> WHAT IS NEEDED
Repeat every line below exactly, word for word.

-.-.-

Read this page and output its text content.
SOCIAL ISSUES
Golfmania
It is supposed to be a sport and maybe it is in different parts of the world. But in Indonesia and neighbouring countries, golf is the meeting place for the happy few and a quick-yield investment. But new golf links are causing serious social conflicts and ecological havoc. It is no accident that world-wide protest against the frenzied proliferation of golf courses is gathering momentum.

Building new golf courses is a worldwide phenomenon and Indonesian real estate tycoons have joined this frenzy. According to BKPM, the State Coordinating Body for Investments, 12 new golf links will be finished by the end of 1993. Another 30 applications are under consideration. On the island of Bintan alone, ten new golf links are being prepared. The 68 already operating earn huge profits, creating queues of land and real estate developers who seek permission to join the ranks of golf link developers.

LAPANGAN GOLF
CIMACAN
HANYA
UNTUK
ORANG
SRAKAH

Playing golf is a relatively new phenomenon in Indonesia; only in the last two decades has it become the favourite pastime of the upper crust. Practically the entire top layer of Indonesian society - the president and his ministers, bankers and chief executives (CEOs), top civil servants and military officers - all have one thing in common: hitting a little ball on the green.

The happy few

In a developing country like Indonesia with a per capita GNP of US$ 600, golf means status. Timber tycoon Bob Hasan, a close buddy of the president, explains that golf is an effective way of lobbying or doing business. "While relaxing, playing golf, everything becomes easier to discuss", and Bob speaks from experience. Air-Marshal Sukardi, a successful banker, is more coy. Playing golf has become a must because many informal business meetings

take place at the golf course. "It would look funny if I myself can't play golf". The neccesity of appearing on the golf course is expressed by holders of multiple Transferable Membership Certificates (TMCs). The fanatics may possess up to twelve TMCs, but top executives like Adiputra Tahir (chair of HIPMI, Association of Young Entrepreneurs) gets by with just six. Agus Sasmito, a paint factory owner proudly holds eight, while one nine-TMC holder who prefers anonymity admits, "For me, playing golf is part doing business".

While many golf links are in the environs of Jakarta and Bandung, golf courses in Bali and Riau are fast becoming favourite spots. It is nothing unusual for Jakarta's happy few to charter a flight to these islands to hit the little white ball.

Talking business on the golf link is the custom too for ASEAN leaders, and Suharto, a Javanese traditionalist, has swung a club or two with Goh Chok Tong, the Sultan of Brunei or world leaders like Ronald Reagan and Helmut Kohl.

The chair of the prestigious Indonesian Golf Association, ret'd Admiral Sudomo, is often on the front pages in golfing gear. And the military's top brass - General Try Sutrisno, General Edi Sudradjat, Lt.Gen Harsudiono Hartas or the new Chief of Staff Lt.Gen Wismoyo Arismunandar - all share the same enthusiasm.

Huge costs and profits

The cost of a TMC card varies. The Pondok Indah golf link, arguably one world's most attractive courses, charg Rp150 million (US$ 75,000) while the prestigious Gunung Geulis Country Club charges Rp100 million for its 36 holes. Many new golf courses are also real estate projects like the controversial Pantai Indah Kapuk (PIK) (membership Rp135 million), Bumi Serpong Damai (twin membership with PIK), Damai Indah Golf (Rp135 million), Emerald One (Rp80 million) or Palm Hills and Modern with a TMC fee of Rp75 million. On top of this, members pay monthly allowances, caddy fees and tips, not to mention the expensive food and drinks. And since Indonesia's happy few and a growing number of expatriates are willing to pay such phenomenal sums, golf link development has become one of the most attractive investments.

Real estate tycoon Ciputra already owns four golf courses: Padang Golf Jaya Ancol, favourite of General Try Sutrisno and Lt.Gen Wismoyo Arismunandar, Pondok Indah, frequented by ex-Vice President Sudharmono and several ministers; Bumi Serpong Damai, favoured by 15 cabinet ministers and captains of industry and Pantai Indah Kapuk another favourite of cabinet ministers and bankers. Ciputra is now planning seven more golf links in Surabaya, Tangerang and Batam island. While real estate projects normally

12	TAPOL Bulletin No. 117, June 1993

-.-.-

> SOLUTION BELOW
Read this page and output its text content.
SOCIAL ISSUES
Golfmania
It is supposed to be a sport and maybe it is in different parts of the world. But in Indonesia and neighbouring countries, golf is the meeting place for the happy few and a quick-yield investment. But new golf links are causing serious social conflicts and ecological havoc. It is no accident that world-wide protest against the frenzied proliferation of golf courses is gathering momentum.

Building new golf courses is a worldwide phenomenon and Indonesian real estate tycoons have joined this frenzy. According to BKPM, the State Coordinating Body for Investments, 12 new golf links will be finished by the end of 1993. Another 30 applications are under consideration. On the island of Bintan alone, ten new golf links are being prepared. The 68 already operating earn huge profits, creating queues of land and real estate developers who seek permission to join the ranks of golf link developers.

LAPANGAN GOLF
CIMACAN
HANYA
UNTUK
ORANG
SRAKAH

Playing golf is a relatively new phenomenon in Indonesia; only in the last two decades has it become the favourite pastime of the upper crust. Practically the entire top layer of Indonesian society - the president and his ministers, bankers and chief executives (CEOs), top civil servants and military officers - all have one thing in common: hitting a little ball on the green.

The happy few

In a developing country like Indonesia with a per capita GNP of US$ 600, golf means status. Timber tycoon Bob Hasan, a close buddy of the president, explains that golf is an effective way of lobbying or doing business. "While relaxing, playing golf, everything becomes easier to discuss", and Bob speaks from experience. Air-Marshal Sukardi, a successful banker, is more coy. Playing golf has become a must because many informal business meetings

take place at the golf course. "It would look funny if I myself can't play golf". The neccesity of appearing on the golf course is expressed by holders of multiple Transferable Membership Certificates (TMCs). The fanatics may possess up to twelve TMCs, but top executives like Adiputra Tahir (chair of HIPMI, Association of Young Entrepreneurs) gets by with just six. Agus Sasmito, a paint factory owner proudly holds eight, while one nine-TMC holder who prefers anonymity admits, "For me, playing golf is part doing business".

While many golf links are in the environs of Jakarta and Bandung, golf courses in Bali and Riau are fast becoming favourite spots. It is nothing unusual for Jakarta's happy few to charter a flight to these islands to hit the little white ball.

Talking business on the golf link is the custom too for ASEAN leaders, and Suharto, a Javanese traditionalist, has swung a club or two with Goh Chok Tong, the Sultan of Brunei or world leaders like Ronald Reagan and Helmut Kohl.

The chair of the prestigious Indonesian Golf Association, ret'd Admiral Sudomo, is often on the front pages in golfing gear. And the military's top brass - General Try Sutrisno, General Edi Sudradjat, Lt.Gen Harsudiono Hartas or the new Chief of Staff Lt.Gen Wismoyo Arismunandar - all share the same enthusiasm.

Huge costs and profits

The cost of a TMC card varies. The Pondok Indah golf link, arguably one world's most attractive courses, charg Rp150 million (US$ 75,000) while the prestigious Gunung Geulis Country Club charges Rp100 million for its 36 holes. Many new golf courses are also real estate projects like the controversial Pantai Indah Kapuk (PIK) (membership Rp135 million), Bumi Serpong Damai (twin membership with PIK), Damai Indah Golf (Rp135 million), Emerald One (Rp80 million) or Palm Hills and Modern with a TMC fee of Rp75 million. On top of this, members pay monthly allowances, caddy fees and tips, not to mention the expensive food and drinks. And since Indonesia's happy few and a growing number of expatriates are willing to pay such phenomenal sums, golf link development has become one of the most attractive investments.

Real estate tycoon Ciputra already owns four golf courses: Padang Golf Jaya Ancol, favourite of General Try Sutrisno and Lt.Gen Wismoyo Arismunandar, Pondok Indah, frequented by ex-Vice President Sudharmono and several ministers; Bumi Serpong Damai, favoured by 15 cabinet ministers and captains of industry and Pantai Indah Kapuk another favourite of cabinet ministers and bankers. Ciputra is now planning seven more golf links in Surabaya, Tangerang and Batam island. While real estate projects normally

12	TAPOL Bulletin No. 117, June 1993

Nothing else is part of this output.